Given problem:
In the following material, identify every line holding the string "from" and return it.

* Start *

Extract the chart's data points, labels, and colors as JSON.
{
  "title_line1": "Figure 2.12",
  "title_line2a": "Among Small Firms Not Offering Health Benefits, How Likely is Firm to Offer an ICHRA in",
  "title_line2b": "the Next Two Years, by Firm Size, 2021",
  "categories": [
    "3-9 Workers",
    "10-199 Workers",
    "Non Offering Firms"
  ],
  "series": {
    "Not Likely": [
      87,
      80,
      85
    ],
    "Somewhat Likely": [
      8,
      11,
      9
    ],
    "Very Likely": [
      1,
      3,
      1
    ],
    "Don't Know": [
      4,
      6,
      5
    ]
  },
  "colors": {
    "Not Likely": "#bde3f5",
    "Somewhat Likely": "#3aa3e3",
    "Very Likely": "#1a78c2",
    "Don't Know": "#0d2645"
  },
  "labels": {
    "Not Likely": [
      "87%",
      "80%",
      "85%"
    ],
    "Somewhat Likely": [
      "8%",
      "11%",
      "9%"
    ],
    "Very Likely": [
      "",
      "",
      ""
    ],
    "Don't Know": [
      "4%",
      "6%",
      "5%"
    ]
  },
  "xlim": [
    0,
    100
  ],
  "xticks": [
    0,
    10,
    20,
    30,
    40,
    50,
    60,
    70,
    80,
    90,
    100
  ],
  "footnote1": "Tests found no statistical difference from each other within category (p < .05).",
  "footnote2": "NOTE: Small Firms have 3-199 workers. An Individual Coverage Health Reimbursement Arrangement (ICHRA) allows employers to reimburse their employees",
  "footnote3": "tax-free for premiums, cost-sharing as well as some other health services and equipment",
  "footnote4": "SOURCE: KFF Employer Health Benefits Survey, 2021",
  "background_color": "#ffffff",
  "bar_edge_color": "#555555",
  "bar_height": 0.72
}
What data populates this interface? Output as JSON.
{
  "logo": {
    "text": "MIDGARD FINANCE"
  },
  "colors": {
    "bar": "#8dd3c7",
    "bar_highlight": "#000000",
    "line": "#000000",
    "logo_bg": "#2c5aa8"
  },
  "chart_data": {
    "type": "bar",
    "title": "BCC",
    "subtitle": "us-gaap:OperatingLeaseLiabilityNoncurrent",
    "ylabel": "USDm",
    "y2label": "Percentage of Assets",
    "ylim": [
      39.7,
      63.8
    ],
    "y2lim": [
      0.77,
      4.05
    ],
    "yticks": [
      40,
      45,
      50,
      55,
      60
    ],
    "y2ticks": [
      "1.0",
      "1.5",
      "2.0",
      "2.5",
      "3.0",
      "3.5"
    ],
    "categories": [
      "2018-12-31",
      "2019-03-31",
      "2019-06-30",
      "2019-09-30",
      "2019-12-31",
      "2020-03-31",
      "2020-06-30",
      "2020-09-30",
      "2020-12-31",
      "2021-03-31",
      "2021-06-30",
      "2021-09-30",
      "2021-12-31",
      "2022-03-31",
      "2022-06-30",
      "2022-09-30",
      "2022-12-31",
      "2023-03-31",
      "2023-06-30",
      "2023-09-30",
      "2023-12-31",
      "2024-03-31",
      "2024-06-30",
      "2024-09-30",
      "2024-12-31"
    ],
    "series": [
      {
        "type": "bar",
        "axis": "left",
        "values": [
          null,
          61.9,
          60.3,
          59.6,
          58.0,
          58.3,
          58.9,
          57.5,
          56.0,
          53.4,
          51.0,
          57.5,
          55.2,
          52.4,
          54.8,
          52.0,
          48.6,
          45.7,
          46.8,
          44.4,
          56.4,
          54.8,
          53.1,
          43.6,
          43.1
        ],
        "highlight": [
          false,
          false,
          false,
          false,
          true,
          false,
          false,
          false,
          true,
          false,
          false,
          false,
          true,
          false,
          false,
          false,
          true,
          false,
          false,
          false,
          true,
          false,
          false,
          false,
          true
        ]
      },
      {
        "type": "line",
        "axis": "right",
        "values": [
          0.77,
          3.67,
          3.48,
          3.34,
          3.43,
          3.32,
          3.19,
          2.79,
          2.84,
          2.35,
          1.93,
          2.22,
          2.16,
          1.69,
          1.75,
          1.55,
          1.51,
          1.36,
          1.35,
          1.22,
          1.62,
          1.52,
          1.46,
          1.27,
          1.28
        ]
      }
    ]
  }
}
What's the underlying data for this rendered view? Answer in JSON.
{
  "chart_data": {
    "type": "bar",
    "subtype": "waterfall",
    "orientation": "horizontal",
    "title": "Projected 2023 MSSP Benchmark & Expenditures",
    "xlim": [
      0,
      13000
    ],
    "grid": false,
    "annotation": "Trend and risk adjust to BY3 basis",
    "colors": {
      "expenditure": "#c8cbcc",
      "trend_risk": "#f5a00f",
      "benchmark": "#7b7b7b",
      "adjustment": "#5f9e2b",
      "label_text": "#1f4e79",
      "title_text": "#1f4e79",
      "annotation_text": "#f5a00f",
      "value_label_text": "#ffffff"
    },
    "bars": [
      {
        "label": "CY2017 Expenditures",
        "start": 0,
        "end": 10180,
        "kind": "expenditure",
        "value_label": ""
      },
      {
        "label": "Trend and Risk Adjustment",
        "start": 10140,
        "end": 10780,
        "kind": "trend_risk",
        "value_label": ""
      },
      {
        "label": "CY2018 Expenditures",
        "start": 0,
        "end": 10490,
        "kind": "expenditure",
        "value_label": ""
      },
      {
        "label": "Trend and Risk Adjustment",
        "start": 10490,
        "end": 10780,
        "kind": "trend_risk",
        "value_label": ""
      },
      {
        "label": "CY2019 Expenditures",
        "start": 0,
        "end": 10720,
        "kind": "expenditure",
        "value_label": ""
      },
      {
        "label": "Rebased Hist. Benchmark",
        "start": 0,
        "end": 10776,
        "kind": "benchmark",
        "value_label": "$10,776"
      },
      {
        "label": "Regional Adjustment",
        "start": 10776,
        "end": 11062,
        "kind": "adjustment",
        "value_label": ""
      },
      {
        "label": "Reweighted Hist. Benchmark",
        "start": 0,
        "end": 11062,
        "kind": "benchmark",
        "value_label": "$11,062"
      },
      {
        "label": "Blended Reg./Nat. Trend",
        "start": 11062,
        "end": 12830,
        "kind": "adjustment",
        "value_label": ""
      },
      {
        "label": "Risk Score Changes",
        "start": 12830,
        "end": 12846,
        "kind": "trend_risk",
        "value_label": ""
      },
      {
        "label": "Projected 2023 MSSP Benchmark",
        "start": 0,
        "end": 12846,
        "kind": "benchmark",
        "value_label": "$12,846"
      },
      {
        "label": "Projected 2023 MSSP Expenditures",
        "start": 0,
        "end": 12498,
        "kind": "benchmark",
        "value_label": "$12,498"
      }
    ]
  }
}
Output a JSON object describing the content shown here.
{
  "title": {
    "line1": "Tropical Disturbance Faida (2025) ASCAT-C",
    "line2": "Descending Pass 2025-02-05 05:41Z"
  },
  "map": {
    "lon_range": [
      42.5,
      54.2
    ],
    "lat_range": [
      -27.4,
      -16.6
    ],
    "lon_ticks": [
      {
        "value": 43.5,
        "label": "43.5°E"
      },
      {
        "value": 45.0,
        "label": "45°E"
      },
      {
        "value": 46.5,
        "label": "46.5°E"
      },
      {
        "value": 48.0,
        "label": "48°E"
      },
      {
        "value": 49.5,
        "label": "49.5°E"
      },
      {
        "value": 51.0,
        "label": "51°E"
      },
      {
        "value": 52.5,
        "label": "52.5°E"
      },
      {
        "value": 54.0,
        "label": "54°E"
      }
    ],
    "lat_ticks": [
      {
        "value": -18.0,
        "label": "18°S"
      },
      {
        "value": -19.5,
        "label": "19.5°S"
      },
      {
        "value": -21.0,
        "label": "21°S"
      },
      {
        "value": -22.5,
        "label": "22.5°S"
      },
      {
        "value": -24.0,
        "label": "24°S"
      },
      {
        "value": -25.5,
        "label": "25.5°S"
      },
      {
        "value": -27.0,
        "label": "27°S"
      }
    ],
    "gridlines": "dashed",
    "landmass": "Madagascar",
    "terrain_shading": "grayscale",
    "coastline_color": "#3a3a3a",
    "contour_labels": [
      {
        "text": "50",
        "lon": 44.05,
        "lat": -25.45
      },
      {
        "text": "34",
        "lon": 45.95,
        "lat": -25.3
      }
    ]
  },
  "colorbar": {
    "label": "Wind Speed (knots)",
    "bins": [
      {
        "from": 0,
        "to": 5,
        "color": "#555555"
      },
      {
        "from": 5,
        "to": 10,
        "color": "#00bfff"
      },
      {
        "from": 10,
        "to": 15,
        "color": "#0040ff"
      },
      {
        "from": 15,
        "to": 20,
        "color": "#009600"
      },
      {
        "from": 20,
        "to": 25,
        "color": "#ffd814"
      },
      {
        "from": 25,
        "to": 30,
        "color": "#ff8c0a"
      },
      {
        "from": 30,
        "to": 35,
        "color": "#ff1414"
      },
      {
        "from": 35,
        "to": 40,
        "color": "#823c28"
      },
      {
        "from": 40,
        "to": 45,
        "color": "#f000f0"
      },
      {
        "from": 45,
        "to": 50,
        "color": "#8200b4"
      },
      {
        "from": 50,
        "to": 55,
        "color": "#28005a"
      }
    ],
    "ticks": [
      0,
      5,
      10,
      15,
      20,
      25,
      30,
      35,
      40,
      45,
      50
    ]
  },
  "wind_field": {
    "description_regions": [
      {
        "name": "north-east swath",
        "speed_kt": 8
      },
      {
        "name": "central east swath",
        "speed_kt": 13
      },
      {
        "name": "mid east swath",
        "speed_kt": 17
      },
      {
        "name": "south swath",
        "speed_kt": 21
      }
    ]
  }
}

* End *

The response:
  "footnote1": "Tests found no statistical difference from each other within category (p < .05).",
        "from": 0,
        "from": 5,
        "from": 10,
        "from": 15,
        "from": 20,
        "from": 25,
        "from": 30,
        "from": 35,
        "from": 40,
        "from": 45,
        "from": 50,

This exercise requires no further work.